● **Aim**: Below is a set of records; print all of them exactly as written.

● **Input**:

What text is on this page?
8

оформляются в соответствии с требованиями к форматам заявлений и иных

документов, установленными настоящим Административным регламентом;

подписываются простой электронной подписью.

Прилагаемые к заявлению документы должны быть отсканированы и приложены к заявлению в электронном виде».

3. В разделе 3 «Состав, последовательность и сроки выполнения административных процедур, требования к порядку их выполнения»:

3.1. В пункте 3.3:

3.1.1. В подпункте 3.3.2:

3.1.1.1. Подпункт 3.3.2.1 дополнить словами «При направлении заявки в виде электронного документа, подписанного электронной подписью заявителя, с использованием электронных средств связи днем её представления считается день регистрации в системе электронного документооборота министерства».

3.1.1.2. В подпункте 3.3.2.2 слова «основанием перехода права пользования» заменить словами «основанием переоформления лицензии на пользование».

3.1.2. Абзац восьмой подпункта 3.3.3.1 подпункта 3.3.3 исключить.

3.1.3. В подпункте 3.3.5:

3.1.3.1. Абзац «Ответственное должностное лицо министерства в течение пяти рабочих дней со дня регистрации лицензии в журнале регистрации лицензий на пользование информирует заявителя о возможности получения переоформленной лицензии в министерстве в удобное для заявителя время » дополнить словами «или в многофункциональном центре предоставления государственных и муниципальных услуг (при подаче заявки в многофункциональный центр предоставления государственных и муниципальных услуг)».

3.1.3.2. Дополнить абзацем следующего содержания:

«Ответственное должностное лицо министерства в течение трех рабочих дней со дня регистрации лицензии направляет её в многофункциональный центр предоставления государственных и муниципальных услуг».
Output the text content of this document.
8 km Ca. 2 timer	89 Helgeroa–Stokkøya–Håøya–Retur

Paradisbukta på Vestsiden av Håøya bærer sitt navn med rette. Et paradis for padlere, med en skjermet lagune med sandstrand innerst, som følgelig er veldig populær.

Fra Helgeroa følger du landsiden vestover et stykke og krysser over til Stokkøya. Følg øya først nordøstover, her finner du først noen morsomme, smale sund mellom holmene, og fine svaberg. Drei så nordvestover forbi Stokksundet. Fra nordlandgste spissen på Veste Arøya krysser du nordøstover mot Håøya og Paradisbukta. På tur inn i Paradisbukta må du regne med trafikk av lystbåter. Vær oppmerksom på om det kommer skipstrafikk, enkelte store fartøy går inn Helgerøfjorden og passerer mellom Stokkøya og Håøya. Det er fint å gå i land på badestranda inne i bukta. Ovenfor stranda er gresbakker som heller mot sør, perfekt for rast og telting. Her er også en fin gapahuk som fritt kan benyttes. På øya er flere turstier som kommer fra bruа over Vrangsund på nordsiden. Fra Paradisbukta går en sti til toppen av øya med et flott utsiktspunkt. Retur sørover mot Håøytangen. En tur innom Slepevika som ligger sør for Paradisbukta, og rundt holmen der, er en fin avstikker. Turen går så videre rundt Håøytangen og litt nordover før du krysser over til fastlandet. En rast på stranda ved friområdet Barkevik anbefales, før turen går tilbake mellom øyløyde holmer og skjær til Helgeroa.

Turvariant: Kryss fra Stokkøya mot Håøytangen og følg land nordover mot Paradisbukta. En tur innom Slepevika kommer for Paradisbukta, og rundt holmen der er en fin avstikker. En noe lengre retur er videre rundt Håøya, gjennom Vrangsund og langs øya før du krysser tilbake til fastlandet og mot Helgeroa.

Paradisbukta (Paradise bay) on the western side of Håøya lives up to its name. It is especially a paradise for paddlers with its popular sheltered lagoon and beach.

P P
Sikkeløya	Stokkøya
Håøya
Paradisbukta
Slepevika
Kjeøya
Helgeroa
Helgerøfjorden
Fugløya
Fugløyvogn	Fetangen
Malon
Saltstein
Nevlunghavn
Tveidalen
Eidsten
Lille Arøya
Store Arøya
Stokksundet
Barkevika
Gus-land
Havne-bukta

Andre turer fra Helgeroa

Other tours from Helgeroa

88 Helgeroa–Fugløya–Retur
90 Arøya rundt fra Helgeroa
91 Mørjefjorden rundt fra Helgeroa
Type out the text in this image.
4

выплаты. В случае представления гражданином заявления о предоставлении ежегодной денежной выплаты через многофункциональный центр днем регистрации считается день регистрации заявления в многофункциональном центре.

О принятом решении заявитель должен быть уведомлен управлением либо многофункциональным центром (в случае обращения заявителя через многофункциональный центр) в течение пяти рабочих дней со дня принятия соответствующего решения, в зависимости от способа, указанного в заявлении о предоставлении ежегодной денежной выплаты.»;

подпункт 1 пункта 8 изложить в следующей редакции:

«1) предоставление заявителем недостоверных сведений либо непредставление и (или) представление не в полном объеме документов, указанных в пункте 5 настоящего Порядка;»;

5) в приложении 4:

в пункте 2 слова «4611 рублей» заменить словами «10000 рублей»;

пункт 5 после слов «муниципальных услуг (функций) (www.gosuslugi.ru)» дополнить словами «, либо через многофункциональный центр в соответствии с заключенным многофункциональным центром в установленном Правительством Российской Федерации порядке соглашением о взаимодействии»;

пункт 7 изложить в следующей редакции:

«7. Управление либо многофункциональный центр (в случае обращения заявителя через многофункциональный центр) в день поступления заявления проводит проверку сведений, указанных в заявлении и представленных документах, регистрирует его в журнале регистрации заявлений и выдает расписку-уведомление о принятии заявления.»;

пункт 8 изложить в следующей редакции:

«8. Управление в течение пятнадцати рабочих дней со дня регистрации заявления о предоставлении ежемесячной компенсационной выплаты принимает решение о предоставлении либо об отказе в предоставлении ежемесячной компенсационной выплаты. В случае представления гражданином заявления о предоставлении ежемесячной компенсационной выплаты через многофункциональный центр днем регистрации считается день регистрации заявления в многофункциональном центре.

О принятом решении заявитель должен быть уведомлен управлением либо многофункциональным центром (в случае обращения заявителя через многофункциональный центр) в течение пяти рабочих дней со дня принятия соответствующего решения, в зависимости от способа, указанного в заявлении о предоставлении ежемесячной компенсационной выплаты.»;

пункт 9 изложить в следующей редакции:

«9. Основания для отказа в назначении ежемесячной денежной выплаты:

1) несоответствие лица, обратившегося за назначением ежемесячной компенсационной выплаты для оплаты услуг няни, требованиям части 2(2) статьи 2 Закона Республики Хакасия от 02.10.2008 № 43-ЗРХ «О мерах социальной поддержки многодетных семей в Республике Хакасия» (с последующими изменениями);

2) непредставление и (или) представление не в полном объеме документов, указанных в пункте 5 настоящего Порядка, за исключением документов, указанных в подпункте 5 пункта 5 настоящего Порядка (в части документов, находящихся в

● **Result of this exercise**:
What text is on this page?
8

оформляются в соответствии с требованиями к форматам заявлений и иных

документов, установленными настоящим Административным регламентом;

подписываются простой электронной подписью.

Прилагаемые к заявлению документы должны быть отсканированы и приложены к заявлению в электронном виде».

3. В разделе 3 «Состав, последовательность и сроки выполнения административных процедур, требования к порядку их выполнения»:

3.1. В пункте 3.3:

3.1.1. В подпункте 3.3.2:

3.1.1.1. Подпункт 3.3.2.1 дополнить словами «При направлении заявки в виде электронного документа, подписанного электронной подписью заявителя, с использованием электронных средств связи днем её представления считается день регистрации в системе электронного документооборота министерства».

3.1.1.2. В подпункте 3.3.2.2 слова «основанием перехода права пользования» заменить словами «основанием переоформления лицензии на пользование».

3.1.2. Абзац восьмой подпункта 3.3.3.1 подпункта 3.3.3 исключить.

3.1.3. В подпункте 3.3.5:

3.1.3.1. Абзац «Ответственное должностное лицо министерства в течение пяти рабочих дней со дня регистрации лицензии в журнале регистрации лицензий на пользование информирует заявителя о возможности получения переоформленной лицензии в министерстве в удобное для заявителя время » дополнить словами «или в многофункциональном центре предоставления государственных и муниципальных услуг (при подаче заявки в многофункциональный центр предоставления государственных и муниципальных услуг)».

3.1.3.2. Дополнить абзацем следующего содержания:

«Ответственное должностное лицо министерства в течение трех рабочих дней со дня регистрации лицензии направляет её в многофункциональный центр предоставления государственных и муниципальных услуг».
Output the text content of this document.
8 km Ca. 2 timer	89 Helgeroa–Stokkøya–Håøya–Retur

Paradisbukta på Vestsiden av Håøya bærer sitt navn med rette. Et paradis for padlere, med en skjermet lagune med sandstrand innerst, som følgelig er veldig populær.

Fra Helgeroa følger du landsiden vestover et stykke og krysser over til Stokkøya. Følg øya først nordøstover, her finner du først noen morsomme, smale sund mellom holmene, og fine svaberg. Drei så nordvestover forbi Stokksundet. Fra nordlandgste spissen på Veste Arøya krysser du nordøstover mot Håøya og Paradisbukta. På tur inn i Paradisbukta må du regne med trafikk av lystbåter. Vær oppmerksom på om det kommer skipstrafikk, enkelte store fartøy går inn Helgerøfjorden og passerer mellom Stokkøya og Håøya. Det er fint å gå i land på badestranda inne i bukta. Ovenfor stranda er gresbakker som heller mot sør, perfekt for rast og telting. Her er også en fin gapahuk som fritt kan benyttes. På øya er flere turstier som kommer fra bruа over Vrangsund på nordsiden. Fra Paradisbukta går en sti til toppen av øya med et flott utsiktspunkt. Retur sørover mot Håøytangen. En tur innom Slepevika som ligger sør for Paradisbukta, og rundt holmen der, er en fin avstikker. Turen går så videre rundt Håøytangen og litt nordover før du krysser over til fastlandet. En rast på stranda ved friområdet Barkevik anbefales, før turen går tilbake mellom øyløyde holmer og skjær til Helgeroa.

Turvariant: Kryss fra Stokkøya mot Håøytangen og følg land nordover mot Paradisbukta. En tur innom Slepevika kommer for Paradisbukta, og rundt holmen der er en fin avstikker. En noe lengre retur er videre rundt Håøya, gjennom Vrangsund og langs øya før du krysser tilbake til fastlandet og mot Helgeroa.

Paradisbukta (Paradise bay) on the western side of Håøya lives up to its name. It is especially a paradise for paddlers with its popular sheltered lagoon and beach.

P P
Sikkeløya	Stokkøya
Håøya
Paradisbukta
Slepevika
Kjeøya
Helgeroa
Helgerøfjorden
Fugløya
Fugløyvogn	Fetangen
Malon
Saltstein
Nevlunghavn
Tveidalen
Eidsten
Lille Arøya
Store Arøya
Stokksundet
Barkevika
Gus-land
Havne-bukta

Andre turer fra Helgeroa

Other tours from Helgeroa

88 Helgeroa–Fugløya–Retur
90 Arøya rundt fra Helgeroa
91 Mørjefjorden rundt fra Helgeroa
Type out the text in this image.
4

выплаты. В случае представления гражданином заявления о предоставлении ежегодной денежной выплаты через многофункциональный центр днем регистрации считается день регистрации заявления в многофункциональном центре.

О принятом решении заявитель должен быть уведомлен управлением либо многофункциональным центром (в случае обращения заявителя через многофункциональный центр) в течение пяти рабочих дней со дня принятия соответствующего решения, в зависимости от способа, указанного в заявлении о предоставлении ежегодной денежной выплаты.»;

подпункт 1 пункта 8 изложить в следующей редакции:

«1) предоставление заявителем недостоверных сведений либо непредставление и (или) представление не в полном объеме документов, указанных в пункте 5 настоящего Порядка;»;

5) в приложении 4:

в пункте 2 слова «4611 рублей» заменить словами «10000 рублей»;

пункт 5 после слов «муниципальных услуг (функций) (www.gosuslugi.ru)» дополнить словами «, либо через многофункциональный центр в соответствии с заключенным многофункциональным центром в установленном Правительством Российской Федерации порядке соглашением о взаимодействии»;

пункт 7 изложить в следующей редакции:

«7. Управление либо многофункциональный центр (в случае обращения заявителя через многофункциональный центр) в день поступления заявления проводит проверку сведений, указанных в заявлении и представленных документах, регистрирует его в журнале регистрации заявлений и выдает расписку-уведомление о принятии заявления.»;

пункт 8 изложить в следующей редакции:

«8. Управление в течение пятнадцати рабочих дней со дня регистрации заявления о предоставлении ежемесячной компенсационной выплаты принимает решение о предоставлении либо об отказе в предоставлении ежемесячной компенсационной выплаты. В случае представления гражданином заявления о предоставлении ежемесячной компенсационной выплаты через многофункциональный центр днем регистрации считается день регистрации заявления в многофункциональном центре.

О принятом решении заявитель должен быть уведомлен управлением либо многофункциональным центром (в случае обращения заявителя через многофункциональный центр) в течение пяти рабочих дней со дня принятия соответствующего решения, в зависимости от способа, указанного в заявлении о предоставлении ежемесячной компенсационной выплаты.»;

пункт 9 изложить в следующей редакции:

«9. Основания для отказа в назначении ежемесячной денежной выплаты:

1) несоответствие лица, обратившегося за назначением ежемесячной компенсационной выплаты для оплаты услуг няни, требованиям части 2(2) статьи 2 Закона Республики Хакасия от 02.10.2008 № 43-ЗРХ «О мерах социальной поддержки многодетных семей в Республике Хакасия» (с последующими изменениями);

2) непредставление и (или) представление не в полном объеме документов, указанных в пункте 5 настоящего Порядка, за исключением документов, указанных в подпункте 5 пункта 5 настоящего Порядка (в части документов, находящихся в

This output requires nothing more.